TO BE DONE >> Reproduce the records below exactly as given.

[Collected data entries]
────────────────

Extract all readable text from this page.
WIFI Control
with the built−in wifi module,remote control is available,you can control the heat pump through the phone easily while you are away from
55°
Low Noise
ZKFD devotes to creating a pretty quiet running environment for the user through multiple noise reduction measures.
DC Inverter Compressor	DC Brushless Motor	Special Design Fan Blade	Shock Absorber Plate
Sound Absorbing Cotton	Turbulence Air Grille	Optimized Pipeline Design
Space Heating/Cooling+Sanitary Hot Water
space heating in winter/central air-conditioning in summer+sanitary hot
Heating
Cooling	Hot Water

────────────────

OUTPUT FOR THIS TASK >>
Extract all readable text from this page.
WIFI Control
with the built−in wifi module,remote control is available,you can control the heat pump through the phone easily while you are away from
55°
Low Noise
ZKFD devotes to creating a pretty quiet running environment for the user through multiple noise reduction measures.
DC Inverter Compressor	DC Brushless Motor	Special Design Fan Blade	Shock Absorber Plate
Sound Absorbing Cotton	Turbulence Air Grille	Optimized Pipeline Design
Space Heating/Cooling+Sanitary Hot Water
space heating in winter/central air-conditioning in summer+sanitary hot
Heating
Cooling	Hot Water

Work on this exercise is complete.